◆ Set exercise: Starting at the line that contains "Convert this document image to plain text.", write out every line through the last one in the records below, word for word. Leave out any pictures.

◆ Entries provided:
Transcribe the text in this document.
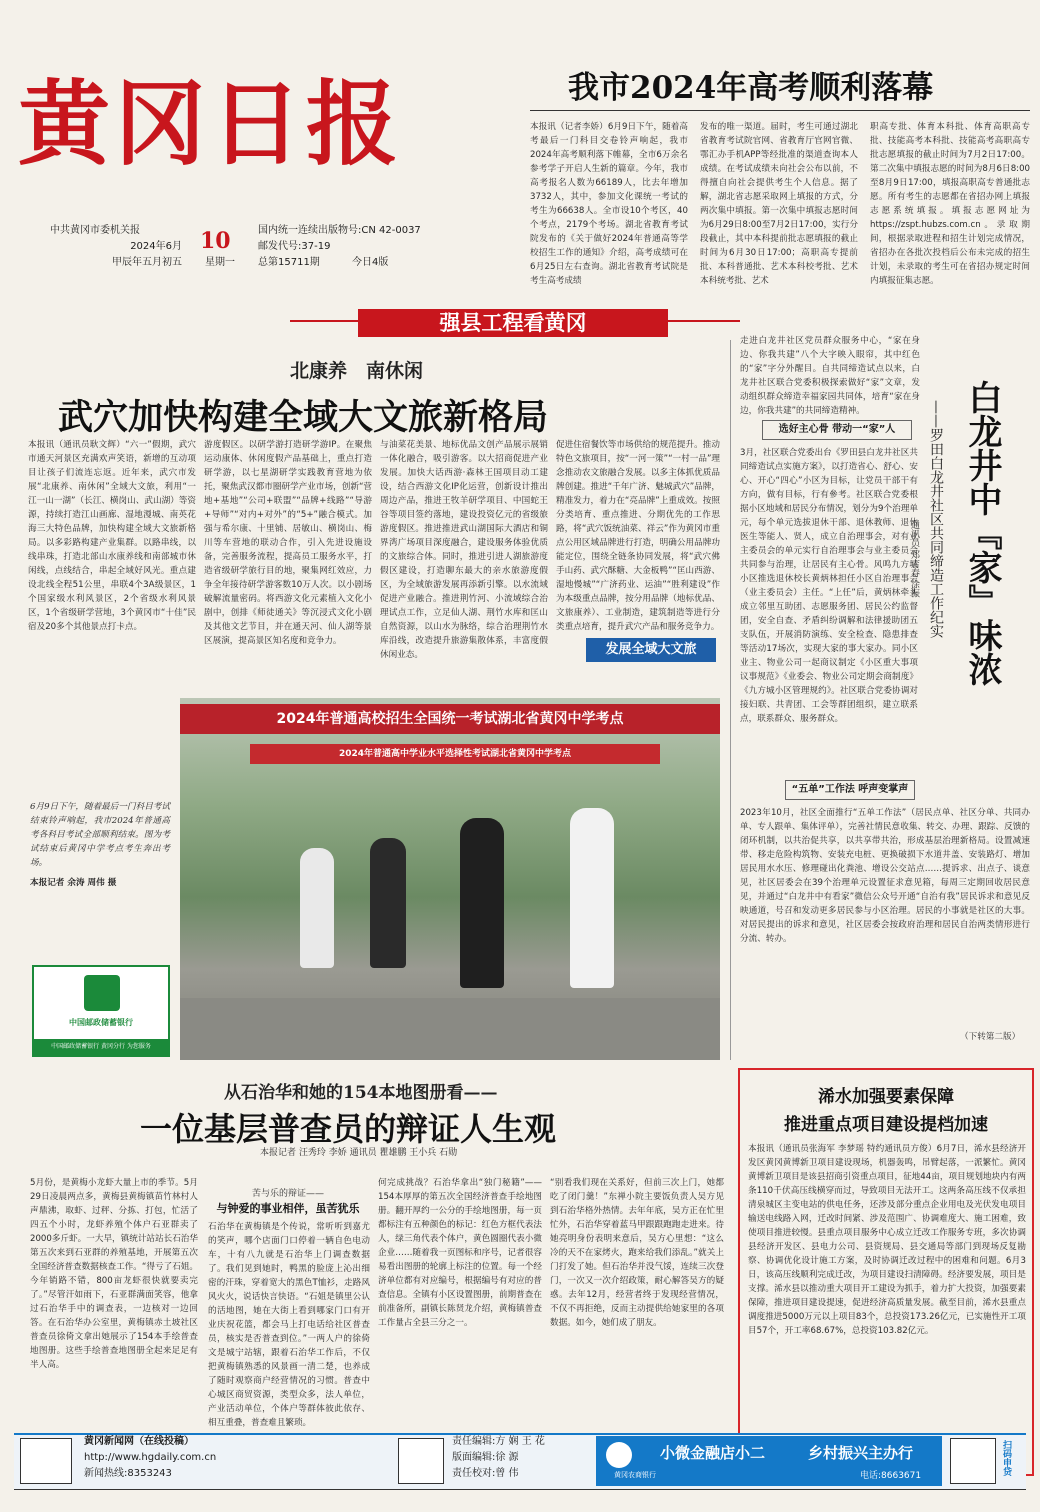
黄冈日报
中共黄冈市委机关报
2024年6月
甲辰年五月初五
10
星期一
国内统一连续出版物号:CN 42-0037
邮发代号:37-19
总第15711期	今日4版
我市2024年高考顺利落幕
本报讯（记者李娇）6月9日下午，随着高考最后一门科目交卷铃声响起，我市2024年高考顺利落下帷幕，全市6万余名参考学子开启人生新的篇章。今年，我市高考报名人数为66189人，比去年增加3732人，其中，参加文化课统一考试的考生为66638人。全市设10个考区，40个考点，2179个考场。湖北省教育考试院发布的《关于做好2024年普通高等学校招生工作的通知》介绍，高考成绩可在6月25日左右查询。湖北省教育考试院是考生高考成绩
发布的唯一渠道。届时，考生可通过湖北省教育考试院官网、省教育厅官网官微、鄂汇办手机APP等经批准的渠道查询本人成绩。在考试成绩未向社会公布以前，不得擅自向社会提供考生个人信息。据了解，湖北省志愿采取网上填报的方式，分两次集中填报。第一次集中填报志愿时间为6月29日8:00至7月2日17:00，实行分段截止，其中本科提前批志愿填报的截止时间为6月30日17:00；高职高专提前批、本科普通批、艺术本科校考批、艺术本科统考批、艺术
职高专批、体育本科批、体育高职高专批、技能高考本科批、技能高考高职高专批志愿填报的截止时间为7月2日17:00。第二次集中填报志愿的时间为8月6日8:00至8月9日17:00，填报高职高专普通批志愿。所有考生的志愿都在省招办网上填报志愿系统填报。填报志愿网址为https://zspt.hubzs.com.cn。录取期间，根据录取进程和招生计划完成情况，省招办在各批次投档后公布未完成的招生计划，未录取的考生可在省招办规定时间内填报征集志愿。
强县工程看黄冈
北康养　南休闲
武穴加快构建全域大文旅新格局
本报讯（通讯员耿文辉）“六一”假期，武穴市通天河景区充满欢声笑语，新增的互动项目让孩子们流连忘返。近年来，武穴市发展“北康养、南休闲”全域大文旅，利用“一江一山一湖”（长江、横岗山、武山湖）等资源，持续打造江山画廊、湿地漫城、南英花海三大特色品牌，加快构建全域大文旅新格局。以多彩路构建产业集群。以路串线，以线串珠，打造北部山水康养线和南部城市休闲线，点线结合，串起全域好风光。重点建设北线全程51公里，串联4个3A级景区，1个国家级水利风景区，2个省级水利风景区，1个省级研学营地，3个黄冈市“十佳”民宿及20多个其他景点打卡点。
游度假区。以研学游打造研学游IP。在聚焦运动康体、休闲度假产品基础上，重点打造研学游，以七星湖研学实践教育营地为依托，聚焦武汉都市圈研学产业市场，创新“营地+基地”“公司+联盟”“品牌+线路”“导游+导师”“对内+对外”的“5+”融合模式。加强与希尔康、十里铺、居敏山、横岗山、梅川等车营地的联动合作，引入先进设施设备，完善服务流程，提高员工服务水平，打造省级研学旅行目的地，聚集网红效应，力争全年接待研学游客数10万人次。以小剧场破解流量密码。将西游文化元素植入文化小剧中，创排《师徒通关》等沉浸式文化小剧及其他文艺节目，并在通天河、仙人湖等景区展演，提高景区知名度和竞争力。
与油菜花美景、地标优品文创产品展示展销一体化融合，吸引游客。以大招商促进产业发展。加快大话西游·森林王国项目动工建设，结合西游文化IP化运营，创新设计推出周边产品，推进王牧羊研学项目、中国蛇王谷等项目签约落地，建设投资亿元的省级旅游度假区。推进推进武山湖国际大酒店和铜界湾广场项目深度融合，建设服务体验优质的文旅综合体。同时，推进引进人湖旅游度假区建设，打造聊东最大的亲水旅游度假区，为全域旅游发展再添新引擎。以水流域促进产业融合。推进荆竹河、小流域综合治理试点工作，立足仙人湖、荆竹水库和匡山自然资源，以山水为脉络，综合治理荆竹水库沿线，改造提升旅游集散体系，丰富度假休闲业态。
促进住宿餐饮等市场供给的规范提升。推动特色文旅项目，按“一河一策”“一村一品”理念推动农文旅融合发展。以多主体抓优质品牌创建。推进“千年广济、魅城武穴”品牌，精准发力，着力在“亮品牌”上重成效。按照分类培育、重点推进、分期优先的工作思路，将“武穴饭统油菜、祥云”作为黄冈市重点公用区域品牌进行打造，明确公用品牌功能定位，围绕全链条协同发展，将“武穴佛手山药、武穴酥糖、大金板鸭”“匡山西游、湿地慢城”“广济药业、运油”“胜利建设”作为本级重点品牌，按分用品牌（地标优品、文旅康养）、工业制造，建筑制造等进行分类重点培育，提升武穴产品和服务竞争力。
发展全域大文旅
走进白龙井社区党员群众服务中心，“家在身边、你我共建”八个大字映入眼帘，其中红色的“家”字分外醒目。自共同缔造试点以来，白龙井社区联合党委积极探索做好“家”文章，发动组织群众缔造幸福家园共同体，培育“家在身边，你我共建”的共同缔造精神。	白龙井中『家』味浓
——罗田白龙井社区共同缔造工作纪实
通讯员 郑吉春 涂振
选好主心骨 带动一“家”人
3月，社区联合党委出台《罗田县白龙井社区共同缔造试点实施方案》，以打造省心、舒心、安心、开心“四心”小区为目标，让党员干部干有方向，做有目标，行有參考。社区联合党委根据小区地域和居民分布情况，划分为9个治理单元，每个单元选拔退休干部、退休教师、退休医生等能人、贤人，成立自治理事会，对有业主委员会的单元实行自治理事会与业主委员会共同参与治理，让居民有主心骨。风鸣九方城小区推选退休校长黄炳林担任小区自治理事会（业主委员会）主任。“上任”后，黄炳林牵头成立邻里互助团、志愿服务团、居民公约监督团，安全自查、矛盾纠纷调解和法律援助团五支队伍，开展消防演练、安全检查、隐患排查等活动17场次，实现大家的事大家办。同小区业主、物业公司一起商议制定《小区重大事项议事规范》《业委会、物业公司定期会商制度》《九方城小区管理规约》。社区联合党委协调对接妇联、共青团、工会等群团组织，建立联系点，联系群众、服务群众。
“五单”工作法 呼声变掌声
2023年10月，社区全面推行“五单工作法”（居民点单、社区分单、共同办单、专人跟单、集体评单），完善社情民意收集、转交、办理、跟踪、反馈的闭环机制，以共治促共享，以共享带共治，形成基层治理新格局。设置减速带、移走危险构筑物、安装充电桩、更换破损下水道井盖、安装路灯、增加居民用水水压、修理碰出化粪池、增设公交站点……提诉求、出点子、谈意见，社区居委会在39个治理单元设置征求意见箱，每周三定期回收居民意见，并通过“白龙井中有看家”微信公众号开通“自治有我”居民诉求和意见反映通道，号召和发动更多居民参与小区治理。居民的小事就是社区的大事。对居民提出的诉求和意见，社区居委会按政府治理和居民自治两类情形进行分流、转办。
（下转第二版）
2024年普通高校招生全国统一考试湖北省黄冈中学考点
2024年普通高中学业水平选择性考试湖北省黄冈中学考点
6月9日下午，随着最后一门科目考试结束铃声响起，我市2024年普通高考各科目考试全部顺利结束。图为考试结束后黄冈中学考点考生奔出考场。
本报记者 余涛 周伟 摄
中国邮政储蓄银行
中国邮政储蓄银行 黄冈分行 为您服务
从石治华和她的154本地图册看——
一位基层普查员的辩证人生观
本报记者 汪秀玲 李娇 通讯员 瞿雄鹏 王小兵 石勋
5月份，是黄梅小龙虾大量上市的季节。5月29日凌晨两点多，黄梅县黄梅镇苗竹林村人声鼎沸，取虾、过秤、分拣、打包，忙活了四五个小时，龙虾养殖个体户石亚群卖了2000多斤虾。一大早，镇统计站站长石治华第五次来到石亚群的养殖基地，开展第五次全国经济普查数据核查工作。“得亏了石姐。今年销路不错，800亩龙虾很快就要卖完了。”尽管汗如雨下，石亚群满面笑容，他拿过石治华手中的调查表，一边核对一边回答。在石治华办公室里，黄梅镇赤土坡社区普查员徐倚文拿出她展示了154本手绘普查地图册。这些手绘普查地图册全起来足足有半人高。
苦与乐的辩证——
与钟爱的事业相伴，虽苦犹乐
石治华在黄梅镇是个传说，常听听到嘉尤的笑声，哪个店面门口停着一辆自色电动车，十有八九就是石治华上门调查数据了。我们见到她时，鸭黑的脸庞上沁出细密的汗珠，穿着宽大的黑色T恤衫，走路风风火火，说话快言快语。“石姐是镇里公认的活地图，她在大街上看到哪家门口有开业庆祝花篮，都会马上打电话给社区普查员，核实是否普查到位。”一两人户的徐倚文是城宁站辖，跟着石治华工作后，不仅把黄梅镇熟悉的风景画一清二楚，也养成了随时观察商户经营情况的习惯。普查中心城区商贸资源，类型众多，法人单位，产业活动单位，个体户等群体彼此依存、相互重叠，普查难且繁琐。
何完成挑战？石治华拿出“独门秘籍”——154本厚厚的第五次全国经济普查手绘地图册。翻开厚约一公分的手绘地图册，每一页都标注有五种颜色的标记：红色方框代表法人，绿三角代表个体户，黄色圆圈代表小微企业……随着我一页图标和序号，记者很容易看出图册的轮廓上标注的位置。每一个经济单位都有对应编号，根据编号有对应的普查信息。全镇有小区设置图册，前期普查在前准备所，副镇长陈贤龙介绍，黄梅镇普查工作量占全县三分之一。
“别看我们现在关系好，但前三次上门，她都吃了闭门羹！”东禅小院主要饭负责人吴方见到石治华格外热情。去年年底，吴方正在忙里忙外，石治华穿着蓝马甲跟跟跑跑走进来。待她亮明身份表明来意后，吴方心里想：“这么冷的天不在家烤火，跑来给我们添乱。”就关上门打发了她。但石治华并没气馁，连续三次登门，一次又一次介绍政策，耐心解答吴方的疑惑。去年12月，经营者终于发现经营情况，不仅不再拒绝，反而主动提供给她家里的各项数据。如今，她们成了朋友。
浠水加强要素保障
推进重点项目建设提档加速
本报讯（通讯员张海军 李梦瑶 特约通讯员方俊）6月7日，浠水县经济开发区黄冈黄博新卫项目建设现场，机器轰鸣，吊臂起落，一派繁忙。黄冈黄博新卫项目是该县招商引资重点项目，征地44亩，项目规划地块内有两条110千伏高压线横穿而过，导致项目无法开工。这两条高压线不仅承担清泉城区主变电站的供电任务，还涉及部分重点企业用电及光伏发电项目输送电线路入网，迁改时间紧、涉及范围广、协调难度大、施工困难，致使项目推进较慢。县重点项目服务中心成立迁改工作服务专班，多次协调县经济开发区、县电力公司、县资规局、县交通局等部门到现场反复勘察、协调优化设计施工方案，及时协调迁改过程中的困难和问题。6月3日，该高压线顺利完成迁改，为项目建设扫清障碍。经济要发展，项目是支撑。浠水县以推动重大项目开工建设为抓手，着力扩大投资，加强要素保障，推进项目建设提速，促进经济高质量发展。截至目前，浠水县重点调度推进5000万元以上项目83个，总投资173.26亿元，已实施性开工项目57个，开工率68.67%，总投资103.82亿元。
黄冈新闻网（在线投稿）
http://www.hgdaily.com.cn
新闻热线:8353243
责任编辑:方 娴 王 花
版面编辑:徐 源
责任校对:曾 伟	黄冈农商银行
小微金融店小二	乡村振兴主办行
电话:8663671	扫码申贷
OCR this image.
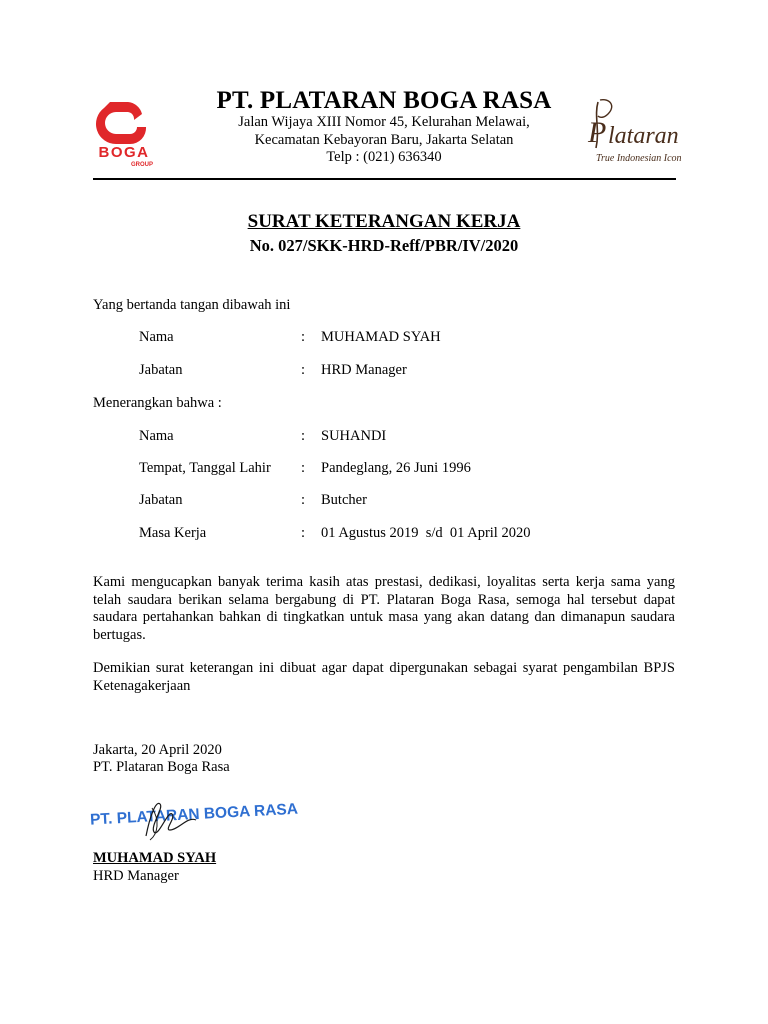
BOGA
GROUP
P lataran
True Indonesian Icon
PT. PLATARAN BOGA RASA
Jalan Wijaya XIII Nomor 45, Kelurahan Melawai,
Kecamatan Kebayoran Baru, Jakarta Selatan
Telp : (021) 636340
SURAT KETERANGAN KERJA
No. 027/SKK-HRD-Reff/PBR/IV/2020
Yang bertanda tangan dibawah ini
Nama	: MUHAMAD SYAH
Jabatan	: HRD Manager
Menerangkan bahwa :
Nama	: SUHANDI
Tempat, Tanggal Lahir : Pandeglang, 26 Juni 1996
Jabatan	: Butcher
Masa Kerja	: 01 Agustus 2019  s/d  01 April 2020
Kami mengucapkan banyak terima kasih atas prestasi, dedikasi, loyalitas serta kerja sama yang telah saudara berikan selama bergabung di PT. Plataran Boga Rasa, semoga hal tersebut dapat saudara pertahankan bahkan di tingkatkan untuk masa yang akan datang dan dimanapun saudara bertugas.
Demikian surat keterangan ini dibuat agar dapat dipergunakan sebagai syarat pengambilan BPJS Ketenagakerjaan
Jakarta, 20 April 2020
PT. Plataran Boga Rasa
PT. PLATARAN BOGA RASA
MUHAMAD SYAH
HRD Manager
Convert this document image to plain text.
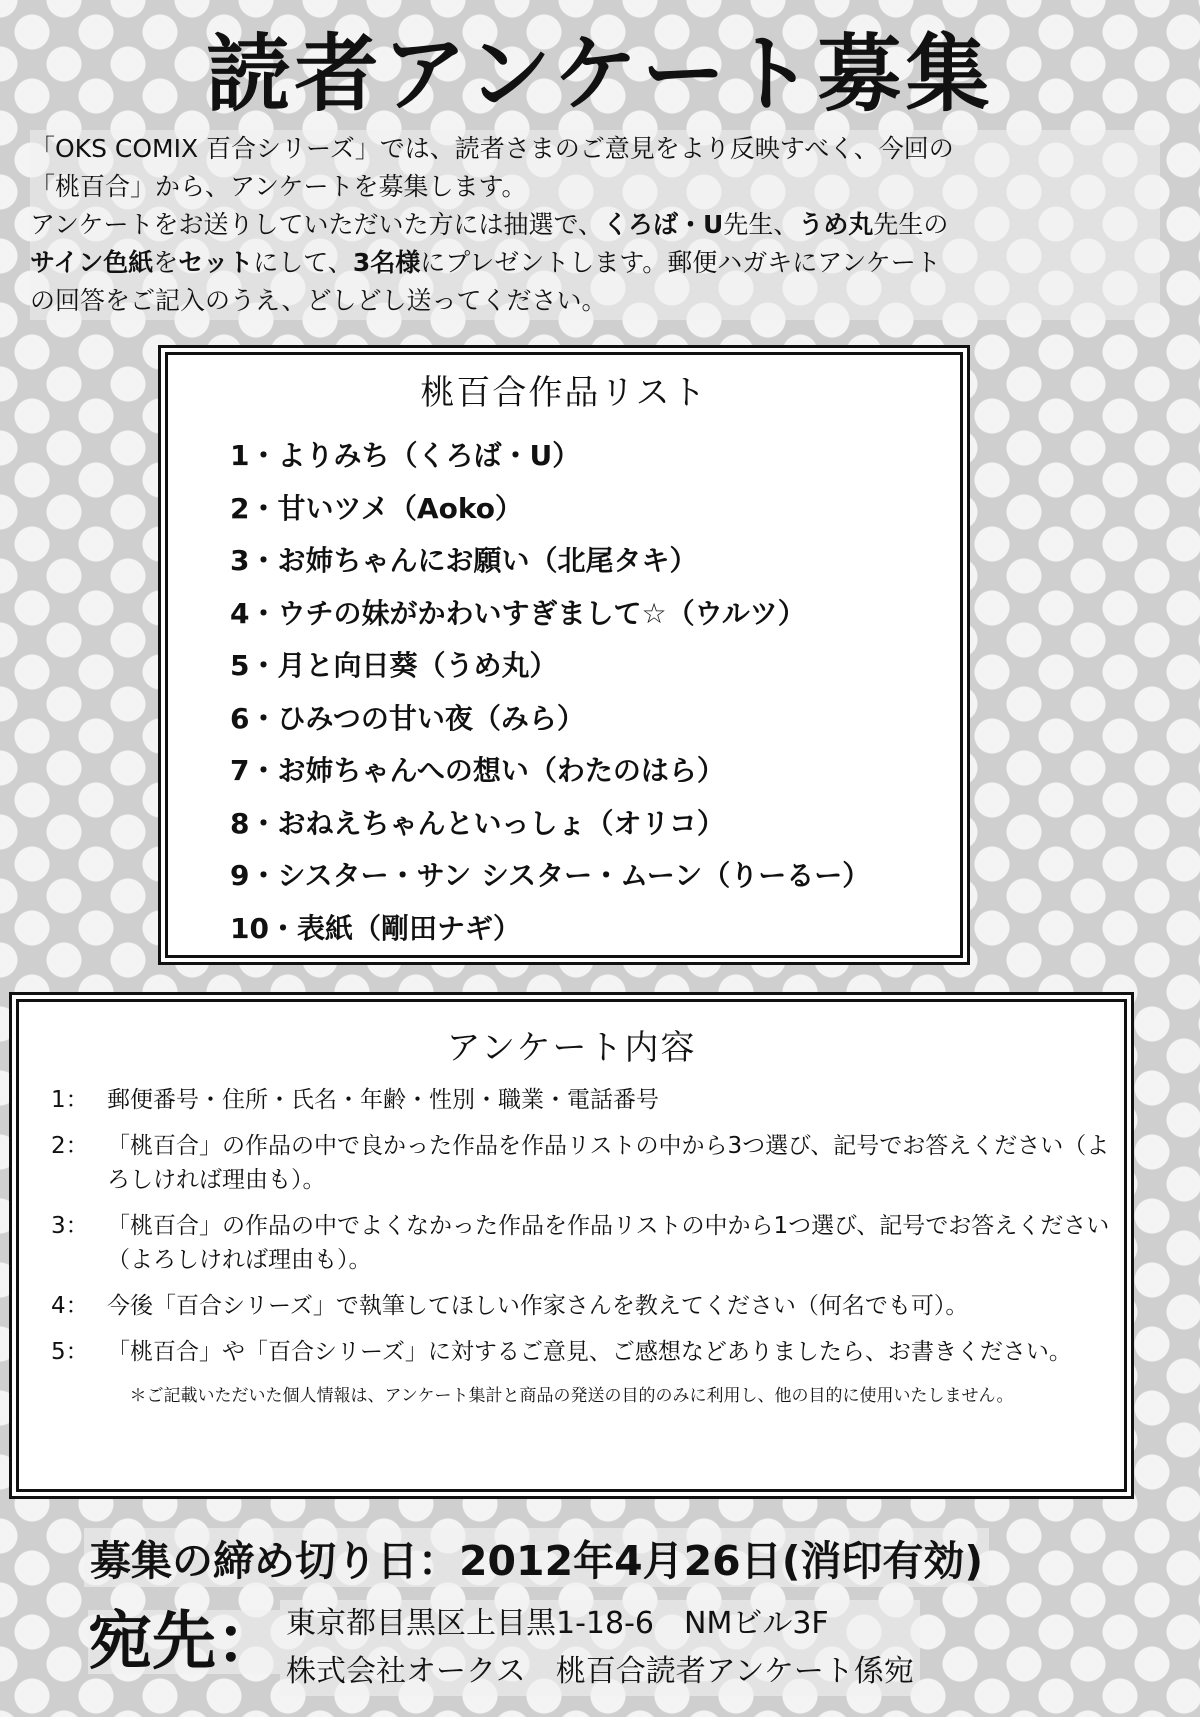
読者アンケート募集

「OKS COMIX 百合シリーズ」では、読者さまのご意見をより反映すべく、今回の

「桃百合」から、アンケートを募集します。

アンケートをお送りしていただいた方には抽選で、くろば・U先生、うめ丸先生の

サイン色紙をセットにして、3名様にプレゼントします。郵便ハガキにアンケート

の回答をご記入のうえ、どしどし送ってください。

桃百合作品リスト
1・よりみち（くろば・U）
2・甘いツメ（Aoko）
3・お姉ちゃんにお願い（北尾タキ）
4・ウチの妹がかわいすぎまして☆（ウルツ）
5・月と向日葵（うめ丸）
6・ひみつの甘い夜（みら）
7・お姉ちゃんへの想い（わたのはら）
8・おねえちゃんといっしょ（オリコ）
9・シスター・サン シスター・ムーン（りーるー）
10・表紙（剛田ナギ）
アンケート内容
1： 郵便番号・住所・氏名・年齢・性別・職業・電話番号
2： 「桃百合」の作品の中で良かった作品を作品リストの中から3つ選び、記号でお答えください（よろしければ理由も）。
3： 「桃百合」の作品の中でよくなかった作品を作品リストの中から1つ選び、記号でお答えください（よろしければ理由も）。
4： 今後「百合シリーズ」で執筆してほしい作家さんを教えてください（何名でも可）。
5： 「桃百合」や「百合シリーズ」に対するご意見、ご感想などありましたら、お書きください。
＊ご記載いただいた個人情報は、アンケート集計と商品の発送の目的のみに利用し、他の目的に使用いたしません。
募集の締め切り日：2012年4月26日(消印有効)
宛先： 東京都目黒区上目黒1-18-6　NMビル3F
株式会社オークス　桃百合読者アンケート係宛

◆ Result for this exercise:
Convert this document image to plain text.
読者アンケート募集

「OKS COMIX 百合シリーズ」では、読者さまのご意見をより反映すべく、今回の

「桃百合」から、アンケートを募集します。

アンケートをお送りしていただいた方には抽選で、くろば・U先生、うめ丸先生の

サイン色紙をセットにして、3名様にプレゼントします。郵便ハガキにアンケート

の回答をご記入のうえ、どしどし送ってください。

桃百合作品リスト
1・よりみち（くろば・U）
2・甘いツメ（Aoko）
3・お姉ちゃんにお願い（北尾タキ）
4・ウチの妹がかわいすぎまして☆（ウルツ）
5・月と向日葵（うめ丸）
6・ひみつの甘い夜（みら）
7・お姉ちゃんへの想い（わたのはら）
8・おねえちゃんといっしょ（オリコ）
9・シスター・サン シスター・ムーン（りーるー）
10・表紙（剛田ナギ）
アンケート内容
1： 郵便番号・住所・氏名・年齢・性別・職業・電話番号
2： 「桃百合」の作品の中で良かった作品を作品リストの中から3つ選び、記号でお答えください（よろしければ理由も）。
3： 「桃百合」の作品の中でよくなかった作品を作品リストの中から1つ選び、記号でお答えください（よろしければ理由も）。
4： 今後「百合シリーズ」で執筆してほしい作家さんを教えてください（何名でも可）。
5： 「桃百合」や「百合シリーズ」に対するご意見、ご感想などありましたら、お書きください。
＊ご記載いただいた個人情報は、アンケート集計と商品の発送の目的のみに利用し、他の目的に使用いたしません。
募集の締め切り日：2012年4月26日(消印有効)
宛先： 東京都目黒区上目黒1-18-6　NMビル3F
株式会社オークス　桃百合読者アンケート係宛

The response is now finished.